— START OF AVAILABLE RECORDS —

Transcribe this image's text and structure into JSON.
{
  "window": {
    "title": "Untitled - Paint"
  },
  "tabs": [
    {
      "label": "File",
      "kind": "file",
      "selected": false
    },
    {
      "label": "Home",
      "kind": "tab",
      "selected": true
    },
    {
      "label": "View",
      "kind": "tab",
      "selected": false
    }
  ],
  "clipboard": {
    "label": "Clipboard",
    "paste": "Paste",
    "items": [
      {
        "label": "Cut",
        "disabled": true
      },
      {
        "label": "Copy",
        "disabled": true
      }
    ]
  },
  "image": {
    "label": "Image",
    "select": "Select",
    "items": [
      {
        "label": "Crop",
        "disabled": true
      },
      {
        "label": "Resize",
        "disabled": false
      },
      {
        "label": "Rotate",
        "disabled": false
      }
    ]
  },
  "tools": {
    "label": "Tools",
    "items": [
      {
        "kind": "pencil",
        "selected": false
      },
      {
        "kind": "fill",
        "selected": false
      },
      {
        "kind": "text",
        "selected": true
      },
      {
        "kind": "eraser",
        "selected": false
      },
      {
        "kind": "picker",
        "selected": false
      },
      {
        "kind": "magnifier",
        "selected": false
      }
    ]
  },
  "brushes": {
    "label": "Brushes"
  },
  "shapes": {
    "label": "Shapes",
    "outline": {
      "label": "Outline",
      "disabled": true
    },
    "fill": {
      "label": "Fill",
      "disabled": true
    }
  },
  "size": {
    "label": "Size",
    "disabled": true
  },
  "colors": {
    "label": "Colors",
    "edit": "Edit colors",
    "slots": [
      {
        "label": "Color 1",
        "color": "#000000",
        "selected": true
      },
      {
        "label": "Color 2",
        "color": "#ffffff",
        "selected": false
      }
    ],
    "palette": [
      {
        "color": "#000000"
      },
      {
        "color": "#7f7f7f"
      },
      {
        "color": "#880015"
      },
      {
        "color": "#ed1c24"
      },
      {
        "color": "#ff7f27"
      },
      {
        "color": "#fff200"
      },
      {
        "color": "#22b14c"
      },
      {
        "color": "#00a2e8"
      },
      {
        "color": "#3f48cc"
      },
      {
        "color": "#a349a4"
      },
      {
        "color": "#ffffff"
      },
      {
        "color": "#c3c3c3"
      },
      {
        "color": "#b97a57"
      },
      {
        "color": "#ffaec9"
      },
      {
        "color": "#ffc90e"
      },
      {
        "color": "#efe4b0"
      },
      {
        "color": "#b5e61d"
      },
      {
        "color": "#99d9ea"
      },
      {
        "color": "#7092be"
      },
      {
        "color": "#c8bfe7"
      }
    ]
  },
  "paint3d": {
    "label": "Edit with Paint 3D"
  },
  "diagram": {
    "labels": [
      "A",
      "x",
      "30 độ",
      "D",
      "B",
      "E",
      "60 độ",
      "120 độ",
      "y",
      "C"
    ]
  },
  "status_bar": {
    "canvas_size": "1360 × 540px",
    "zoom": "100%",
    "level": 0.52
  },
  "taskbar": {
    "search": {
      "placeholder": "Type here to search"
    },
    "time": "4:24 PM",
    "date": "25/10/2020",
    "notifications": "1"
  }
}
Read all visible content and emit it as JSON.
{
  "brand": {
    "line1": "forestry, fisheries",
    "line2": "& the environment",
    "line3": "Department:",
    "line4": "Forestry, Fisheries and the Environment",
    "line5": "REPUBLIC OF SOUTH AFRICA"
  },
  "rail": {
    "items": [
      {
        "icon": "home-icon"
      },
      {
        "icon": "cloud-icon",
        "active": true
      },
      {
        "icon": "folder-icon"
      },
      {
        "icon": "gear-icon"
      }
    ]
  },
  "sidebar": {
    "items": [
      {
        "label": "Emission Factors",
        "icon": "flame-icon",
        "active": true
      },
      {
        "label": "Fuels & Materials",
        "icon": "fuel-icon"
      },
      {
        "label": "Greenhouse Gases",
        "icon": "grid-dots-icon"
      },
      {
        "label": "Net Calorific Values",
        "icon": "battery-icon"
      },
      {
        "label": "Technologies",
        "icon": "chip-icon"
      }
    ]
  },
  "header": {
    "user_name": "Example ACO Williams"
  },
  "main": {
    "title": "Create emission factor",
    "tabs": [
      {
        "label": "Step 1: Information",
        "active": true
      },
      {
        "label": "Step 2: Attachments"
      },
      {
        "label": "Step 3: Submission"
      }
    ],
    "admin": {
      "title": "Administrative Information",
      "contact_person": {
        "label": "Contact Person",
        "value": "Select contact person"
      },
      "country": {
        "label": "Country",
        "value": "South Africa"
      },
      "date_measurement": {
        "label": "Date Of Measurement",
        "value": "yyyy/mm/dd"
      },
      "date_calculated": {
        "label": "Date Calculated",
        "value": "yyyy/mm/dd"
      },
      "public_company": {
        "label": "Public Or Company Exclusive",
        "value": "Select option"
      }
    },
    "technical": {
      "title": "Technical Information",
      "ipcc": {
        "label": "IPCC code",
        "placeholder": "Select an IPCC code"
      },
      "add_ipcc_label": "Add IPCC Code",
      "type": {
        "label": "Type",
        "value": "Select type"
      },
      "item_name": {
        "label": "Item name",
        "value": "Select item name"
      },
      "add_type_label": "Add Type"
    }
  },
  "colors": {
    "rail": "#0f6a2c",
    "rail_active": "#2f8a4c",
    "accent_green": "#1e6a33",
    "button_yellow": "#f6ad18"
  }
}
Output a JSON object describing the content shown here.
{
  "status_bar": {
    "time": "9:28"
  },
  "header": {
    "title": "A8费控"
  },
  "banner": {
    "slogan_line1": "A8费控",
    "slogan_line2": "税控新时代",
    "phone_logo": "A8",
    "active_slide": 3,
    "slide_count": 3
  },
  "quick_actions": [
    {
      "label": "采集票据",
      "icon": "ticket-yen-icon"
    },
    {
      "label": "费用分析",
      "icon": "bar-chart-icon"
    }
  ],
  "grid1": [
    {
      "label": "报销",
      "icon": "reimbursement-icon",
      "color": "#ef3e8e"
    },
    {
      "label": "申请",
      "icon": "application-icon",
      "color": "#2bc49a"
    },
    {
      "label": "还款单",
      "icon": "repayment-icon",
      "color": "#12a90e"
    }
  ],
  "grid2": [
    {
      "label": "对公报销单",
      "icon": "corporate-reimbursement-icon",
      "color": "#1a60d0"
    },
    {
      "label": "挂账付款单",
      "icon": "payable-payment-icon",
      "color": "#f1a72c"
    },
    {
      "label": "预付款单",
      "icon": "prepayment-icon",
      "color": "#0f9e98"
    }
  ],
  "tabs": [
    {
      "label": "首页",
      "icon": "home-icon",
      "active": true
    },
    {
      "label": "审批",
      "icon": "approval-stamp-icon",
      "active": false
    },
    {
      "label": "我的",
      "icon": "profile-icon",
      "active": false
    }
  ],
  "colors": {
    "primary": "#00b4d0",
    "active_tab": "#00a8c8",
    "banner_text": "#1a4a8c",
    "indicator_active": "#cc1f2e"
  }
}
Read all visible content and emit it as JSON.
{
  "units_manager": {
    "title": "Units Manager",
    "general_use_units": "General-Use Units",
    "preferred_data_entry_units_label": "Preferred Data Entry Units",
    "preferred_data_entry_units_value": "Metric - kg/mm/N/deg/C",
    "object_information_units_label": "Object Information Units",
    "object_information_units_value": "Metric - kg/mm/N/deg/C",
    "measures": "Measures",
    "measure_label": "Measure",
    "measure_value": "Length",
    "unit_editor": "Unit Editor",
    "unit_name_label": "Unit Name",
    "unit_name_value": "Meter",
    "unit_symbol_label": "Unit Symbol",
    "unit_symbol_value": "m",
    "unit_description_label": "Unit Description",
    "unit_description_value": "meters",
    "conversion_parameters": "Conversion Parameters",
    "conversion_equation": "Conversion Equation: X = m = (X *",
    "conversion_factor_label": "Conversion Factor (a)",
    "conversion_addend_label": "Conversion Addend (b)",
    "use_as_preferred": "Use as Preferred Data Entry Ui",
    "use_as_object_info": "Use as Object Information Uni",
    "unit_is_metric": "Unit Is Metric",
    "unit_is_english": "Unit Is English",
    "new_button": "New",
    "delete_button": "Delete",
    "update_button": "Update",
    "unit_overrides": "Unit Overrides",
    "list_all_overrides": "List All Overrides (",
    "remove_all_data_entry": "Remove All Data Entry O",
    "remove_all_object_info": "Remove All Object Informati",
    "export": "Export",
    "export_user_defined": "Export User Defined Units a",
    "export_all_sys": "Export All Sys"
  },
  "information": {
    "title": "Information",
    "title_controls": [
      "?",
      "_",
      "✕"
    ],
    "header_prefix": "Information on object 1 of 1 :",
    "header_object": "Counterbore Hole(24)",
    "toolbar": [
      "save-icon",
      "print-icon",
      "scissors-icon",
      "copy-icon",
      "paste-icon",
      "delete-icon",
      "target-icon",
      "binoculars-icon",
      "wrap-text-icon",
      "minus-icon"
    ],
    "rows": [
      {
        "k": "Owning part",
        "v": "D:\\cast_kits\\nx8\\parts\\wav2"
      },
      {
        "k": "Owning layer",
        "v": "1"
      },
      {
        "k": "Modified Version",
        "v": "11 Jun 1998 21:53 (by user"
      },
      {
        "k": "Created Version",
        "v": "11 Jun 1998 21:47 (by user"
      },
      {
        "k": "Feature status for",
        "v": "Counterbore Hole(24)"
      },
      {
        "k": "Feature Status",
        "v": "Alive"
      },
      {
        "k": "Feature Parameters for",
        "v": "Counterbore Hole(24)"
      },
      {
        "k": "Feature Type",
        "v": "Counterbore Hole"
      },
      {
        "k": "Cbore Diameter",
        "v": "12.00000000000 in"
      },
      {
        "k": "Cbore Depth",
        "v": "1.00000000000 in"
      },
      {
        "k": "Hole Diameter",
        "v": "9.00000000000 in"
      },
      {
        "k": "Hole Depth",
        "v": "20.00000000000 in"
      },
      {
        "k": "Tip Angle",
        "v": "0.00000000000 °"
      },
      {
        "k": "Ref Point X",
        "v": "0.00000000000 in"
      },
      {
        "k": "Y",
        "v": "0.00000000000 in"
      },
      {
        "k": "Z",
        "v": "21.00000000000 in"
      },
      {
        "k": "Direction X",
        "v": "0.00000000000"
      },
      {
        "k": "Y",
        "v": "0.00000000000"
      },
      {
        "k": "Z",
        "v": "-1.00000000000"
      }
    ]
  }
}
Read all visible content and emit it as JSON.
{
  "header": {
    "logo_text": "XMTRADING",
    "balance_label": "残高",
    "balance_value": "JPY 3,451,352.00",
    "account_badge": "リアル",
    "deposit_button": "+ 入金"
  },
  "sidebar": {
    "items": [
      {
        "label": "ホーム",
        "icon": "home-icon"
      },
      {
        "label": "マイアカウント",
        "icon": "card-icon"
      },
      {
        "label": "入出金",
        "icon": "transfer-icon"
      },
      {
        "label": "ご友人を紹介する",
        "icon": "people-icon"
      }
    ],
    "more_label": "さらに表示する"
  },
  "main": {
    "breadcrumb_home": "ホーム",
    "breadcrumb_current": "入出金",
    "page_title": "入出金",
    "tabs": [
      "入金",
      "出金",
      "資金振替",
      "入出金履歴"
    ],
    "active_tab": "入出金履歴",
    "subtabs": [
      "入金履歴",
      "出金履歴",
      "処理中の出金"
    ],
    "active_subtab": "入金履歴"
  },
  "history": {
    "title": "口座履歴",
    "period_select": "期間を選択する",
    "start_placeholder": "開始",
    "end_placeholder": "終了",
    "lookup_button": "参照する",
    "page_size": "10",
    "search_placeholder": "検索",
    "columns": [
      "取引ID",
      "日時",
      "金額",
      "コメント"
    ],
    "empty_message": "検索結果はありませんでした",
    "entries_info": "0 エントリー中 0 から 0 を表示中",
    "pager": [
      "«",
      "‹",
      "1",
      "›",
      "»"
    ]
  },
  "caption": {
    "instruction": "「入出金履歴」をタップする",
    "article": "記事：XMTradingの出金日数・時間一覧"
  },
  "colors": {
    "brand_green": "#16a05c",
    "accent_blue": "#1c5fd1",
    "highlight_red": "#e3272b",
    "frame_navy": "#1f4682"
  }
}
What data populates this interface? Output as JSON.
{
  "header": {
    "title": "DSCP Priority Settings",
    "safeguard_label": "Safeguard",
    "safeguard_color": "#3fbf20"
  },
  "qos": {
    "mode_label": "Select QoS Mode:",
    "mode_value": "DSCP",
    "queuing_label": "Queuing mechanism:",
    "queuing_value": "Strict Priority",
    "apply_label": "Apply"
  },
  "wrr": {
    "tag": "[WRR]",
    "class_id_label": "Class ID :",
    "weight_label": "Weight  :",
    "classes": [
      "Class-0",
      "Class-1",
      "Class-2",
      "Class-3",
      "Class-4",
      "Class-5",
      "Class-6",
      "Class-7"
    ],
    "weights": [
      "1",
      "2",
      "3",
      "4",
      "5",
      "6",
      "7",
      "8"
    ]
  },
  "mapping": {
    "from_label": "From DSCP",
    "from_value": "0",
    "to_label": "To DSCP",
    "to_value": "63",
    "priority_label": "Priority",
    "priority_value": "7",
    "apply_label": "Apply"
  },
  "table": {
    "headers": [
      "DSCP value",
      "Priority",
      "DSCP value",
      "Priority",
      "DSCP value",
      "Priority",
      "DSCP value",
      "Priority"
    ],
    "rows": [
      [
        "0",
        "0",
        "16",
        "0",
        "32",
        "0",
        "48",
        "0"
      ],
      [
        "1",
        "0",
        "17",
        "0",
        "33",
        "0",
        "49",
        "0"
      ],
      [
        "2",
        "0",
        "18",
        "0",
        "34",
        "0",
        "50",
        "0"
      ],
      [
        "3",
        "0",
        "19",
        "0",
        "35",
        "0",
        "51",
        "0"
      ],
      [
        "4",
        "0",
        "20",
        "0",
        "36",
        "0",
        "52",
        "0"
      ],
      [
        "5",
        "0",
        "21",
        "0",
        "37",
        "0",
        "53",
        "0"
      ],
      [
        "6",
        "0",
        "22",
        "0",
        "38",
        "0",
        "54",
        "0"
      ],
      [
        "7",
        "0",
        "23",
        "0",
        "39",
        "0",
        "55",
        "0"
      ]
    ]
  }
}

— END OF AVAILABLE RECORDS —

STATED EXERCISE:
Say only how many lines in the records carry the word "Metric".

EXPECTED ANSWER:
3